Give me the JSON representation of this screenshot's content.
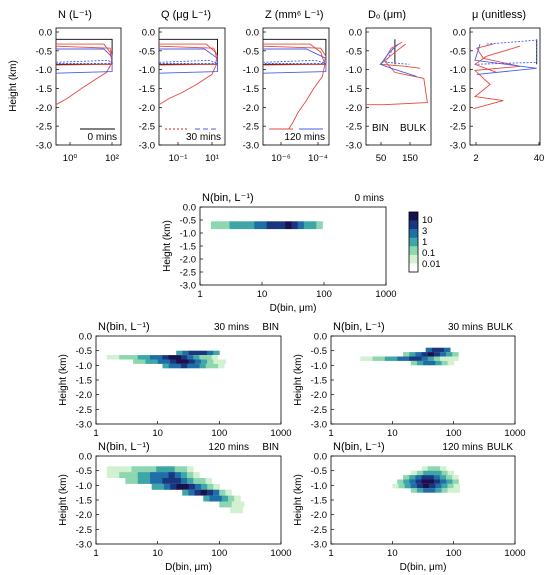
{
  "colors": {
    "bin": "#e8483f",
    "bulk": "#4a5ee8",
    "initial": "#000000",
    "cmap": [
      "#ffffff",
      "#d2f1d0",
      "#8cd6b0",
      "#3ea6a7",
      "#1f6fa6",
      "#19377e",
      "#1a1050"
    ]
  },
  "common": {
    "height_label": "Height (km)",
    "height_ticks": [
      "0.0",
      "-0.5",
      "-1.0",
      "-1.5",
      "-2.0",
      "-2.5",
      "-3.0"
    ],
    "diam_label": "D(bin, μm)",
    "diam_ticks": [
      "1",
      "10",
      "100",
      "1000"
    ]
  },
  "chart_data": [
    {
      "type": "line",
      "panel": "N",
      "title": "N (L⁻¹)",
      "xscale": "log",
      "xlim": [
        0.3,
        400
      ],
      "ylim": [
        -3.0,
        -0.1
      ],
      "xticks": [
        "10⁰",
        "10²"
      ],
      "annotation": "0 mins",
      "legend": "initial line bottom-right",
      "series": [
        {
          "style": "initial",
          "x": [
            0.3,
            150,
            150,
            0.3
          ],
          "y": [
            -0.38,
            -0.38,
            -1.0,
            -1.0
          ]
        },
        {
          "style": "bin",
          "x": [
            0.3,
            60,
            120,
            150,
            80,
            20,
            5,
            1,
            0.3
          ],
          "y": [
            -0.5,
            -0.5,
            -0.7,
            -0.95,
            -1.2,
            -1.4,
            -1.6,
            -1.85,
            -2.0
          ]
        },
        {
          "style": "bin",
          "x": [
            0.3,
            120,
            150,
            130,
            0.3
          ],
          "y": [
            -0.55,
            -0.6,
            -0.8,
            -1.0,
            -1.02
          ]
        },
        {
          "style": "bulk",
          "x": [
            0.3,
            60,
            150,
            150,
            0.3
          ],
          "y": [
            -0.62,
            -0.62,
            -0.82,
            -1.18,
            -1.22
          ]
        },
        {
          "style": "bulk_dot",
          "x": [
            0.3,
            100,
            150,
            0.3
          ],
          "y": [
            -0.95,
            -0.9,
            -0.98,
            -0.98
          ]
        }
      ]
    },
    {
      "type": "line",
      "panel": "Q",
      "title": "Q (μg L⁻¹)",
      "xscale": "log",
      "xlim": [
        0.03,
        100
      ],
      "ylim": [
        -3.0,
        -0.1
      ],
      "xticks": [
        "10⁻¹",
        "10¹"
      ],
      "annotation": "30 mins",
      "legend": "bin and bulk dashed bottom-right",
      "series": [
        {
          "style": "initial",
          "x": [
            0.03,
            40,
            40,
            0.03
          ],
          "y": [
            -0.38,
            -0.38,
            -1.0,
            -1.0
          ]
        },
        {
          "style": "bin",
          "x": [
            0.03,
            10,
            30,
            40,
            20,
            3,
            0.5,
            0.1,
            0.03
          ],
          "y": [
            -0.5,
            -0.5,
            -0.7,
            -0.95,
            -1.25,
            -1.5,
            -1.7,
            -1.85,
            -2.0
          ]
        },
        {
          "style": "bin",
          "x": [
            0.03,
            25,
            40,
            30,
            0.03
          ],
          "y": [
            -0.55,
            -0.6,
            -0.8,
            -1.0,
            -1.02
          ]
        },
        {
          "style": "bulk",
          "x": [
            0.03,
            8,
            40,
            40,
            0.03
          ],
          "y": [
            -0.62,
            -0.62,
            -0.85,
            -1.18,
            -1.22
          ]
        },
        {
          "style": "bulk_dot",
          "x": [
            0.03,
            15,
            40,
            0.03
          ],
          "y": [
            -0.95,
            -0.9,
            -0.98,
            -0.98
          ]
        }
      ]
    },
    {
      "type": "line",
      "panel": "Z",
      "title": "Z (mm⁶ L⁻¹)",
      "xscale": "log",
      "xlim": [
        1e-07,
        0.0006
      ],
      "ylim": [
        -3.0,
        -0.1
      ],
      "xticks": [
        "10⁻⁶",
        "10⁻⁴"
      ],
      "annotation": "120 mins",
      "legend": "bin and bulk bottom-left",
      "series": [
        {
          "style": "initial",
          "x": [
            1e-07,
            0.0004,
            0.0004,
            1e-07
          ],
          "y": [
            -0.38,
            -0.38,
            -1.0,
            -1.0
          ]
        },
        {
          "style": "bin",
          "x": [
            1e-07,
            5e-05,
            0.0002,
            0.00035,
            0.00025,
            8e-05,
            3e-05,
            1e-05,
            5e-06,
            3e-06
          ],
          "y": [
            -0.5,
            -0.5,
            -0.7,
            -1.0,
            -1.3,
            -1.6,
            -1.9,
            -2.2,
            -2.45,
            -2.6
          ]
        },
        {
          "style": "bin",
          "x": [
            1e-07,
            0.0002,
            0.0004,
            0.0003,
            1e-07
          ],
          "y": [
            -0.55,
            -0.6,
            -0.8,
            -1.0,
            -1.02
          ]
        },
        {
          "style": "bulk",
          "x": [
            1e-07,
            3e-05,
            0.0004,
            0.0004,
            1e-07
          ],
          "y": [
            -0.62,
            -0.62,
            -0.85,
            -1.18,
            -1.22
          ]
        },
        {
          "style": "bulk_dot",
          "x": [
            1e-07,
            0.0001,
            0.0004,
            1e-07
          ],
          "y": [
            -0.95,
            -0.9,
            -0.98,
            -0.98
          ]
        }
      ]
    },
    {
      "type": "line",
      "panel": "DQ",
      "title": "Dₒ (μm)",
      "xscale": "linear",
      "xlim": [
        20,
        200
      ],
      "ylim": [
        -3.0,
        -0.1
      ],
      "xticks": [
        "50",
        "150"
      ],
      "legend_labels": [
        "BIN",
        "BULK"
      ],
      "legend": "bottom",
      "series": [
        {
          "style": "initial",
          "x": [
            100,
            100
          ],
          "y": [
            -0.38,
            -1.0
          ]
        },
        {
          "style": "bin",
          "x": [
            120,
            90,
            70,
            100,
            180,
            190,
            70,
            20
          ],
          "y": [
            -0.45,
            -0.6,
            -0.9,
            -1.2,
            -1.35,
            -1.95,
            -2.0,
            -2.0
          ]
        },
        {
          "style": "bin",
          "x": [
            130,
            100,
            60,
            130,
            170
          ],
          "y": [
            -0.5,
            -0.7,
            -1.0,
            -1.05,
            -1.1
          ]
        },
        {
          "style": "bulk",
          "x": [
            110,
            85,
            60,
            90,
            160
          ],
          "y": [
            -0.5,
            -0.7,
            -1.0,
            -1.1,
            -1.3
          ]
        },
        {
          "style": "bulk_dot",
          "x": [
            95,
            75,
            140
          ],
          "y": [
            -0.6,
            -0.95,
            -1.0
          ]
        }
      ]
    },
    {
      "type": "line",
      "panel": "mu",
      "title": "μ (unitless)",
      "xscale": "linear",
      "xlim": [
        0,
        42
      ],
      "ylim": [
        -3.0,
        -0.1
      ],
      "xticks": [
        "2",
        "40"
      ],
      "series": [
        {
          "style": "initial",
          "x": [
            40,
            40
          ],
          "y": [
            -0.38,
            -1.0
          ]
        },
        {
          "style": "bin",
          "x": [
            14,
            4,
            8,
            30,
            3,
            12,
            3,
            20,
            2
          ],
          "y": [
            -0.5,
            -0.6,
            -0.85,
            -1.05,
            -1.15,
            -1.5,
            -1.8,
            -1.9,
            -2.1
          ]
        },
        {
          "style": "bin",
          "x": [
            30,
            10,
            3,
            16
          ],
          "y": [
            -0.55,
            -0.8,
            -1.0,
            -1.2
          ]
        },
        {
          "style": "bulk",
          "x": [
            6,
            3,
            40,
            4
          ],
          "y": [
            -0.5,
            -0.9,
            -1.1,
            -1.25
          ]
        },
        {
          "style": "bulk_dot",
          "x": [
            10,
            40,
            40,
            3
          ],
          "y": [
            -0.5,
            -0.4,
            -0.95,
            -1.0
          ]
        }
      ]
    },
    {
      "type": "heatmap",
      "panel": "N_bin_0",
      "title": "N(bin, L⁻¹)",
      "annotation": "0 mins",
      "xscale": "log",
      "xlim": [
        1,
        1000
      ],
      "ylim": [
        -3.0,
        0.0
      ],
      "colorbar": {
        "ticks": [
          "10",
          "3",
          "1",
          "0.1",
          "0.01"
        ]
      },
      "rows": [
        {
          "y0": -0.85,
          "y1": -0.55,
          "x0": 1.5,
          "cells": [
            2,
            2,
            2,
            3,
            3,
            3,
            3,
            4,
            4,
            5,
            5,
            5,
            6,
            5,
            4,
            3,
            3,
            2
          ]
        }
      ]
    },
    {
      "type": "heatmap",
      "panel": "N_bin_30_BIN",
      "title": "N(bin, L⁻¹)",
      "annotation": "30 mins",
      "label": "BIN",
      "xscale": "log",
      "xlim": [
        1,
        1000
      ],
      "ylim": [
        -3.0,
        0.0
      ],
      "rows": [
        {
          "y0": -0.65,
          "y1": -0.5,
          "x0": 20,
          "cells": [
            3,
            4,
            5,
            5,
            5,
            4,
            3
          ]
        },
        {
          "y0": -0.8,
          "y1": -0.65,
          "x0": 1.5,
          "cells": [
            1,
            1,
            2,
            2,
            2,
            3,
            3,
            4,
            4,
            5,
            6,
            6,
            5,
            4,
            3,
            2,
            2,
            1
          ]
        },
        {
          "y0": -0.95,
          "y1": -0.8,
          "x0": 4,
          "cells": [
            2,
            2,
            3,
            3,
            4,
            4,
            5,
            6,
            6,
            5,
            4,
            3,
            2,
            1,
            1
          ]
        },
        {
          "y0": -1.1,
          "y1": -0.95,
          "x0": 12,
          "cells": [
            3,
            4,
            4,
            5,
            4,
            4,
            3,
            2,
            2,
            1
          ]
        }
      ]
    },
    {
      "type": "heatmap",
      "panel": "N_bin_30_BULK",
      "title": "N(bin, L⁻¹)",
      "annotation": "30 mins",
      "label": "BULK",
      "xscale": "log",
      "xlim": [
        1,
        1000
      ],
      "ylim": [
        -3.0,
        0.0
      ],
      "rows": [
        {
          "y0": -0.55,
          "y1": -0.4,
          "x0": 35,
          "cells": [
            4,
            5,
            5,
            4
          ]
        },
        {
          "y0": -0.7,
          "y1": -0.55,
          "x0": 15,
          "cells": [
            2,
            3,
            4,
            5,
            6,
            5,
            4,
            3,
            2
          ]
        },
        {
          "y0": -0.85,
          "y1": -0.7,
          "x0": 3,
          "cells": [
            1,
            1,
            2,
            2,
            3,
            3,
            4,
            4,
            5,
            5,
            4,
            3,
            2,
            1,
            1,
            1
          ]
        },
        {
          "y0": -1.0,
          "y1": -0.85,
          "x0": 20,
          "cells": [
            2,
            3,
            4,
            4,
            3,
            2,
            1
          ]
        }
      ]
    },
    {
      "type": "heatmap",
      "panel": "N_bin_120_BIN",
      "title": "N(bin, L⁻¹)",
      "annotation": "120 mins",
      "label": "BIN",
      "xscale": "log",
      "xlim": [
        1,
        1000
      ],
      "ylim": [
        -3.0,
        0.0
      ],
      "rows": [
        {
          "y0": -0.55,
          "y1": -0.35,
          "x0": 1.5,
          "cells": [
            1,
            1,
            1,
            1,
            2,
            2,
            2,
            2,
            3,
            3,
            3,
            2,
            2,
            1
          ]
        },
        {
          "y0": -0.75,
          "y1": -0.55,
          "x0": 1.5,
          "cells": [
            1,
            1,
            2,
            2,
            2,
            3,
            3,
            4,
            4,
            4,
            5,
            4,
            3,
            2,
            1
          ]
        },
        {
          "y0": -0.95,
          "y1": -0.75,
          "x0": 3,
          "cells": [
            2,
            2,
            3,
            3,
            4,
            4,
            5,
            5,
            5,
            4,
            3,
            2,
            2,
            1
          ]
        },
        {
          "y0": -1.15,
          "y1": -0.95,
          "x0": 8,
          "cells": [
            3,
            3,
            4,
            5,
            6,
            6,
            5,
            4,
            3,
            2,
            1
          ]
        },
        {
          "y0": -1.35,
          "y1": -1.15,
          "x0": 25,
          "cells": [
            3,
            4,
            5,
            6,
            5,
            4,
            2,
            1
          ]
        },
        {
          "y0": -1.55,
          "y1": -1.35,
          "x0": 55,
          "cells": [
            3,
            4,
            4,
            3,
            2,
            1
          ]
        },
        {
          "y0": -1.75,
          "y1": -1.55,
          "x0": 100,
          "cells": [
            2,
            2,
            1,
            1
          ]
        },
        {
          "y0": -1.95,
          "y1": -1.75,
          "x0": 150,
          "cells": [
            1,
            1
          ]
        }
      ]
    },
    {
      "type": "heatmap",
      "panel": "N_bin_120_BULK",
      "title": "N(bin, L⁻¹)",
      "annotation": "120 mins",
      "label": "BULK",
      "xscale": "log",
      "xlim": [
        1,
        1000
      ],
      "ylim": [
        -3.0,
        0.0
      ],
      "rows": [
        {
          "y0": -0.5,
          "y1": -0.35,
          "x0": 30,
          "cells": [
            1,
            2,
            2,
            1
          ]
        },
        {
          "y0": -0.65,
          "y1": -0.5,
          "x0": 20,
          "cells": [
            1,
            2,
            3,
            3,
            3,
            2,
            1
          ]
        },
        {
          "y0": -0.8,
          "y1": -0.65,
          "x0": 15,
          "cells": [
            2,
            3,
            4,
            5,
            5,
            4,
            3,
            2,
            1
          ]
        },
        {
          "y0": -0.95,
          "y1": -0.8,
          "x0": 12,
          "cells": [
            2,
            3,
            4,
            5,
            6,
            6,
            5,
            4,
            3,
            2
          ]
        },
        {
          "y0": -1.1,
          "y1": -0.95,
          "x0": 10,
          "cells": [
            1,
            2,
            3,
            4,
            5,
            6,
            5,
            4,
            3,
            2,
            1
          ]
        },
        {
          "y0": -1.25,
          "y1": -1.1,
          "x0": 20,
          "cells": [
            2,
            3,
            4,
            4,
            3,
            2,
            1,
            1
          ]
        }
      ]
    }
  ]
}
□ □ □ □ □
Gather each line of the records holding the string "right".

      "legend": "initial line bottom-right",
      "legend": "bin and bulk dashed bottom-right",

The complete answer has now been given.